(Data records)
========================
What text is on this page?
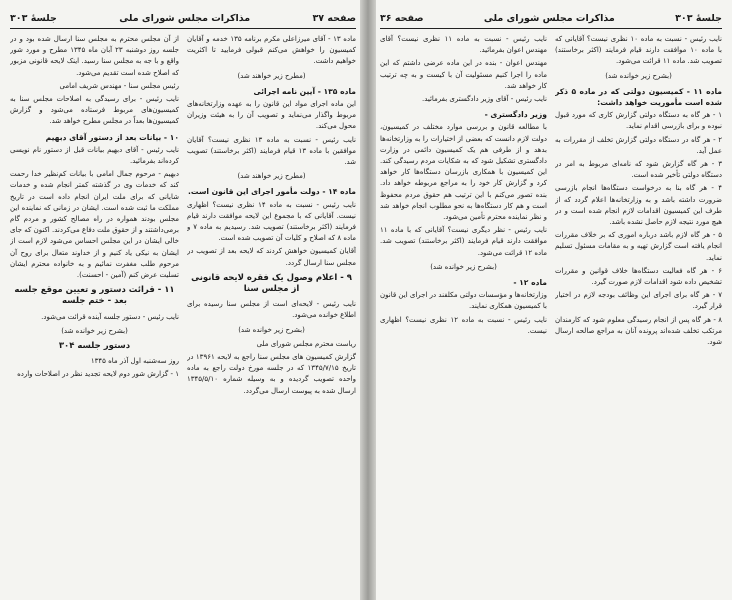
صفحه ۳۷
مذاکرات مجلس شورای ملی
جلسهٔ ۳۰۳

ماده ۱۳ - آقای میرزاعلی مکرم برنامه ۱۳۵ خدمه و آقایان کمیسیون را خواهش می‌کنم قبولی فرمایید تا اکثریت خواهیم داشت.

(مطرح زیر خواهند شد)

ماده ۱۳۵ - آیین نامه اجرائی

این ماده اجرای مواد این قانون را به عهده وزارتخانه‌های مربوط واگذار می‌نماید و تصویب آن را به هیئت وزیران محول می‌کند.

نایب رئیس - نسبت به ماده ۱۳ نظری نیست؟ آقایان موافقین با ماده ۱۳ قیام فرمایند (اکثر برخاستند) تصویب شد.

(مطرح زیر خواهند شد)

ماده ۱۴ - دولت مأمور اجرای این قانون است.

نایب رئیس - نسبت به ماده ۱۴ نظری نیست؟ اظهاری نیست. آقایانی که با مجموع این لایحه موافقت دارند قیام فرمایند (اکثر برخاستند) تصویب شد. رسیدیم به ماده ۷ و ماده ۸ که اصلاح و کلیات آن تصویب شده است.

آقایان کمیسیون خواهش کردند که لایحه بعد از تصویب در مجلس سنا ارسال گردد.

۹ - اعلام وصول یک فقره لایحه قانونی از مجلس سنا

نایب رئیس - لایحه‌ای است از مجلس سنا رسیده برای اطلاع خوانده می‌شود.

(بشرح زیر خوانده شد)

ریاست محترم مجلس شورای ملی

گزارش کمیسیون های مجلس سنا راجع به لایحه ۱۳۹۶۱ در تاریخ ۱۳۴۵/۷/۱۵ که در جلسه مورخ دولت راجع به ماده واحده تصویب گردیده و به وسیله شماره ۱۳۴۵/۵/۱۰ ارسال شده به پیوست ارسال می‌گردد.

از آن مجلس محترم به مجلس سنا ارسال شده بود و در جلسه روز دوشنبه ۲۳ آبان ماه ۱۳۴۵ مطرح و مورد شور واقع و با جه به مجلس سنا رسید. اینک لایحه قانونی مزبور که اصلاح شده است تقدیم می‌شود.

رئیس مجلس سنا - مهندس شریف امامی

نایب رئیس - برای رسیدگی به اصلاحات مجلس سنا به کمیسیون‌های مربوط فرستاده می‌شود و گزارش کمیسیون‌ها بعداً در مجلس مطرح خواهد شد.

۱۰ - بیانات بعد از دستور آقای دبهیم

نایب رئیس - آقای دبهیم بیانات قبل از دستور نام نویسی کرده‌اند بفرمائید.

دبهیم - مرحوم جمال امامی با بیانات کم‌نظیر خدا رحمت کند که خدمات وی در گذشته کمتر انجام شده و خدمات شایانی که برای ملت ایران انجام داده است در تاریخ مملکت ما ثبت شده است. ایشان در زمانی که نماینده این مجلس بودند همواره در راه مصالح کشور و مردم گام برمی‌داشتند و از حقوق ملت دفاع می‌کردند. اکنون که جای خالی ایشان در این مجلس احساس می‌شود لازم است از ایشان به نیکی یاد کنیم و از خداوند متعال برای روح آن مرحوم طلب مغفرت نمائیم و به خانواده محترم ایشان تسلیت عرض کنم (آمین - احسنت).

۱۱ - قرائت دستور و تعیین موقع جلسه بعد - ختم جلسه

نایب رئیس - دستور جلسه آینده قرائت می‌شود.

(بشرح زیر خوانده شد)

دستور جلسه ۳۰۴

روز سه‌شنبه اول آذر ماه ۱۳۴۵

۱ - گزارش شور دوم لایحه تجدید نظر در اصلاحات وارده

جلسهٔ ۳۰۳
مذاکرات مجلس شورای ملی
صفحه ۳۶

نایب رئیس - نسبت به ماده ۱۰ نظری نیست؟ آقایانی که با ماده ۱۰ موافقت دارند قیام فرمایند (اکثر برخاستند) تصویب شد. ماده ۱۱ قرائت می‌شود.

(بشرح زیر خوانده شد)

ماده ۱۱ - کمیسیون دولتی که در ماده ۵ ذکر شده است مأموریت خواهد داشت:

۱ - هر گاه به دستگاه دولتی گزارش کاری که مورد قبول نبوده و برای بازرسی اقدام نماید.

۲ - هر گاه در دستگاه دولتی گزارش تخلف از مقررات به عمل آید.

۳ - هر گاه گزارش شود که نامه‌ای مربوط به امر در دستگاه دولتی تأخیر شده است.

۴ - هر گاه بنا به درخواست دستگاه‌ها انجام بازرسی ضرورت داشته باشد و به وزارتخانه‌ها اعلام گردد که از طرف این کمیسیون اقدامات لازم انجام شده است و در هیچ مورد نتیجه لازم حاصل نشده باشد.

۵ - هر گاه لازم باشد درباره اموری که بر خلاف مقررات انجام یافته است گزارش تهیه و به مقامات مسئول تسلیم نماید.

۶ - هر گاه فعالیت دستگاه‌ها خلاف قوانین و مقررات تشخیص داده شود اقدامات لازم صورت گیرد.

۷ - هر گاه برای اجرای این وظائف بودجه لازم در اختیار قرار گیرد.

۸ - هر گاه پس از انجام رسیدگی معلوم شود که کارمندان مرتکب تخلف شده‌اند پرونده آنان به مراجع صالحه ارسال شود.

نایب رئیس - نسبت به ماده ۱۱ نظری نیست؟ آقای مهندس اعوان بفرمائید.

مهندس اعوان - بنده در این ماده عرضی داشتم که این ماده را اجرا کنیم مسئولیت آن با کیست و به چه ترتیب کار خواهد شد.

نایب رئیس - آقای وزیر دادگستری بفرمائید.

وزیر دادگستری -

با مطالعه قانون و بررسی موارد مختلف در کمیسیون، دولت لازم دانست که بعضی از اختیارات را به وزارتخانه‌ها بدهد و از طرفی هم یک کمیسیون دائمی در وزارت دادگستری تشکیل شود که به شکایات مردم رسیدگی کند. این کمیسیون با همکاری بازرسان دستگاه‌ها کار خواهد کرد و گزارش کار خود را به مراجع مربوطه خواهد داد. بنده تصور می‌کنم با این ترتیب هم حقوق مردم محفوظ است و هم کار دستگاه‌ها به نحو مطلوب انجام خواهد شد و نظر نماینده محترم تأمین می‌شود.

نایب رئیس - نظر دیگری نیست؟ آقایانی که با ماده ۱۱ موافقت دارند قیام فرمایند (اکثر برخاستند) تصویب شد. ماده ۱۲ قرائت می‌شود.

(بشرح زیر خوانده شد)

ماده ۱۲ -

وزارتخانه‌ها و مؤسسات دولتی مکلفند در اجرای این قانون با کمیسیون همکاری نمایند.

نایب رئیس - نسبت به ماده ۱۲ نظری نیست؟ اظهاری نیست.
========================
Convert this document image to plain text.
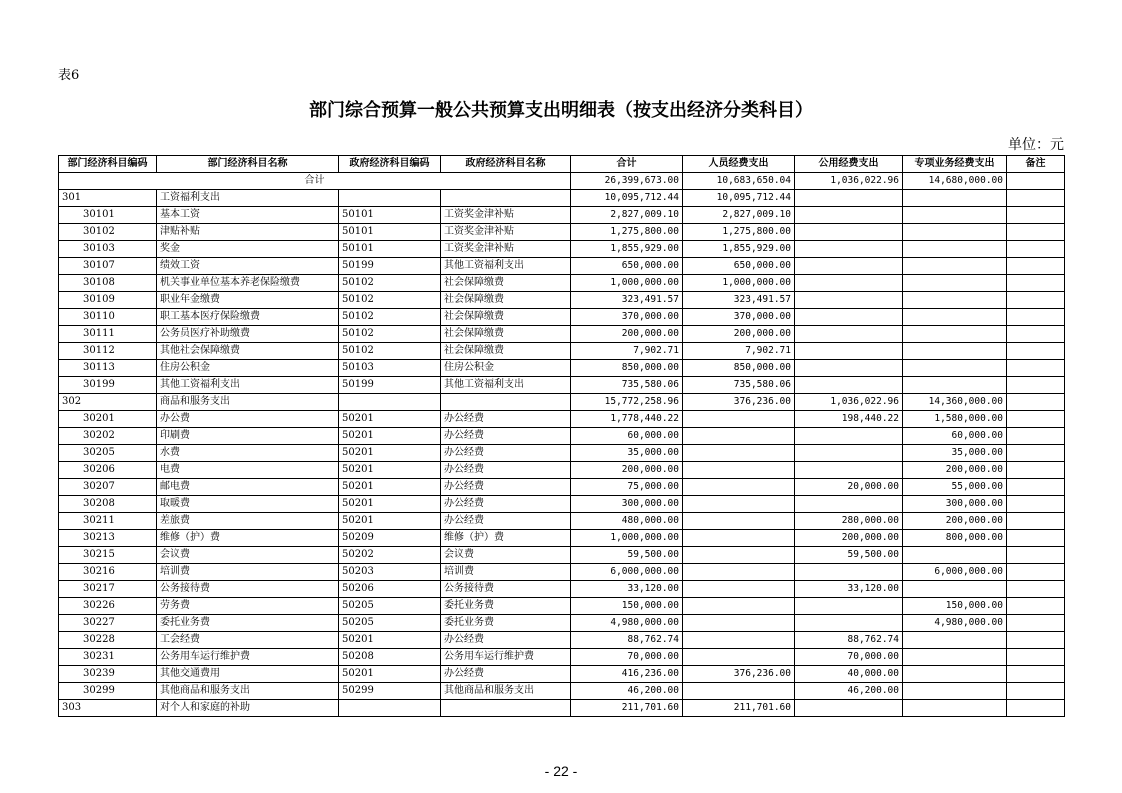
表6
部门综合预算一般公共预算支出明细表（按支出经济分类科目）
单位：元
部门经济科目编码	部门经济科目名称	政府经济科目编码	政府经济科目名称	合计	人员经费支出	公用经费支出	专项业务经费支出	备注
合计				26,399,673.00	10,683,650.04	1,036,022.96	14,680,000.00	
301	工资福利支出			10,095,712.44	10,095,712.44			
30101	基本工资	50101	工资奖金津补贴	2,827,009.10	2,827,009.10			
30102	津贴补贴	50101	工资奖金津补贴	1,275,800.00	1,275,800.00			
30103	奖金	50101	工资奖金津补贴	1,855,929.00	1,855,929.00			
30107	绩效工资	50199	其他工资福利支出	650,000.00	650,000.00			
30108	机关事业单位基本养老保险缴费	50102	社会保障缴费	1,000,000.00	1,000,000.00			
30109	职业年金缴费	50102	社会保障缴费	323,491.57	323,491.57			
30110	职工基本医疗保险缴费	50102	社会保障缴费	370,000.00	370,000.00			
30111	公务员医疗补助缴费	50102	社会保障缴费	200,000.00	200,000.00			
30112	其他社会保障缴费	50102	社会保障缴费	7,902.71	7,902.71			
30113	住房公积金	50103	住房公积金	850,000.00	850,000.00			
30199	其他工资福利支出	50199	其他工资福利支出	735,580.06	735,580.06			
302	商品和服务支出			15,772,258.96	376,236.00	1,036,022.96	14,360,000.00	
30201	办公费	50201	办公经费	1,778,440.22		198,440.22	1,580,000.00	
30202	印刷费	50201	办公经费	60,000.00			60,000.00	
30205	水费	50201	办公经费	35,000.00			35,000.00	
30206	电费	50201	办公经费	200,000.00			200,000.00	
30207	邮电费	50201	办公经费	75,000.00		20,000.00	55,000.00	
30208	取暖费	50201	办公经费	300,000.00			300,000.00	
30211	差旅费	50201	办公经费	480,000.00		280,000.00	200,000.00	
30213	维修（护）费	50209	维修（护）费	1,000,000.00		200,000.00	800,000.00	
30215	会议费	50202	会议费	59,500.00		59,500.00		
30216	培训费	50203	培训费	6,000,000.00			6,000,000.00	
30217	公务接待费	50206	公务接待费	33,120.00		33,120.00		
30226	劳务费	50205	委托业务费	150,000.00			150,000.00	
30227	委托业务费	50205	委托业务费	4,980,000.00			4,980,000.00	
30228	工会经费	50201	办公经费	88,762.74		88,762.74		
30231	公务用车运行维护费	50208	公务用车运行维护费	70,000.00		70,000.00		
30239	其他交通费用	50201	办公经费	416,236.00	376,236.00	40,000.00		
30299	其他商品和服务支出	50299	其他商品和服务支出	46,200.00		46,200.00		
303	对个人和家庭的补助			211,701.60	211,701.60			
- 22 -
========================
- EXERCISE TASK:
Identify every line holding the word "工资奖金津补贴" and copy it out.

- OUTPUT OF THE TASK:
30101	基本工资	50101	工资奖金津补贴	2,827,009.10	2,827,009.10			
30102	津贴补贴	50101	工资奖金津补贴	1,275,800.00	1,275,800.00			
30103	奖金	50101	工资奖金津补贴	1,855,929.00	1,855,929.00			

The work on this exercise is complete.